Aim of the exercise
Produce an exact copy of all the records.

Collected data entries

***

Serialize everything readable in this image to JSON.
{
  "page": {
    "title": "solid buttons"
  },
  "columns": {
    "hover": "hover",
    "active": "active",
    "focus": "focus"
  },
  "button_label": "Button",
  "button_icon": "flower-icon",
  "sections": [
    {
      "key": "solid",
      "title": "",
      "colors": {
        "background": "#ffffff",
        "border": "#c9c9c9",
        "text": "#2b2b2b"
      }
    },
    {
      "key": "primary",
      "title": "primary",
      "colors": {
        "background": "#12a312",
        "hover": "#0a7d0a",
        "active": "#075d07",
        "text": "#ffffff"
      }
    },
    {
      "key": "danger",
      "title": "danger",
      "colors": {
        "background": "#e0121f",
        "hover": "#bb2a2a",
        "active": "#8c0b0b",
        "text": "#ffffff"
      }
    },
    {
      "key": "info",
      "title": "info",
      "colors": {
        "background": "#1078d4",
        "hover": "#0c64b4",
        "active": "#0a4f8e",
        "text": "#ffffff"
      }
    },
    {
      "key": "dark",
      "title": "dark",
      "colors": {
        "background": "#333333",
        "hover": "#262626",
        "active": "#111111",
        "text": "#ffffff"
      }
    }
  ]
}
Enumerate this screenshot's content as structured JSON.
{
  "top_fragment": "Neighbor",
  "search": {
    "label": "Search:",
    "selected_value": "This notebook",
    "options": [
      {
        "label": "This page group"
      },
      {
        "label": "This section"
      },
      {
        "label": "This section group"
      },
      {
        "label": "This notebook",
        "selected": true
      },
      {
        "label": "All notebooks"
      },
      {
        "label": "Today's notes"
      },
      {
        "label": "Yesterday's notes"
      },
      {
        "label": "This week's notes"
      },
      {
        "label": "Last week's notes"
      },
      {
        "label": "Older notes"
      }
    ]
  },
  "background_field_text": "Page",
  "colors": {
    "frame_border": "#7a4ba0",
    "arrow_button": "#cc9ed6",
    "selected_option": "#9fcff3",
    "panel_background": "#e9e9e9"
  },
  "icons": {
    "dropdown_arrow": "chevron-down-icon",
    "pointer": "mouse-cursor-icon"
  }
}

***

Solution for this task
Serialize everything readable in this image to JSON.
{
  "page": {
    "title": "solid buttons"
  },
  "columns": {
    "hover": "hover",
    "active": "active",
    "focus": "focus"
  },
  "button_label": "Button",
  "button_icon": "flower-icon",
  "sections": [
    {
      "key": "solid",
      "title": "",
      "colors": {
        "background": "#ffffff",
        "border": "#c9c9c9",
        "text": "#2b2b2b"
      }
    },
    {
      "key": "primary",
      "title": "primary",
      "colors": {
        "background": "#12a312",
        "hover": "#0a7d0a",
        "active": "#075d07",
        "text": "#ffffff"
      }
    },
    {
      "key": "danger",
      "title": "danger",
      "colors": {
        "background": "#e0121f",
        "hover": "#bb2a2a",
        "active": "#8c0b0b",
        "text": "#ffffff"
      }
    },
    {
      "key": "info",
      "title": "info",
      "colors": {
        "background": "#1078d4",
        "hover": "#0c64b4",
        "active": "#0a4f8e",
        "text": "#ffffff"
      }
    },
    {
      "key": "dark",
      "title": "dark",
      "colors": {
        "background": "#333333",
        "hover": "#262626",
        "active": "#111111",
        "text": "#ffffff"
      }
    }
  ]
}
Enumerate this screenshot's content as structured JSON.
{
  "top_fragment": "Neighbor",
  "search": {
    "label": "Search:",
    "selected_value": "This notebook",
    "options": [
      {
        "label": "This page group"
      },
      {
        "label": "This section"
      },
      {
        "label": "This section group"
      },
      {
        "label": "This notebook",
        "selected": true
      },
      {
        "label": "All notebooks"
      },
      {
        "label": "Today's notes"
      },
      {
        "label": "Yesterday's notes"
      },
      {
        "label": "This week's notes"
      },
      {
        "label": "Last week's notes"
      },
      {
        "label": "Older notes"
      }
    ]
  },
  "background_field_text": "Page",
  "colors": {
    "frame_border": "#7a4ba0",
    "arrow_button": "#cc9ed6",
    "selected_option": "#9fcff3",
    "panel_background": "#e9e9e9"
  },
  "icons": {
    "dropdown_arrow": "chevron-down-icon",
    "pointer": "mouse-cursor-icon"
  }
}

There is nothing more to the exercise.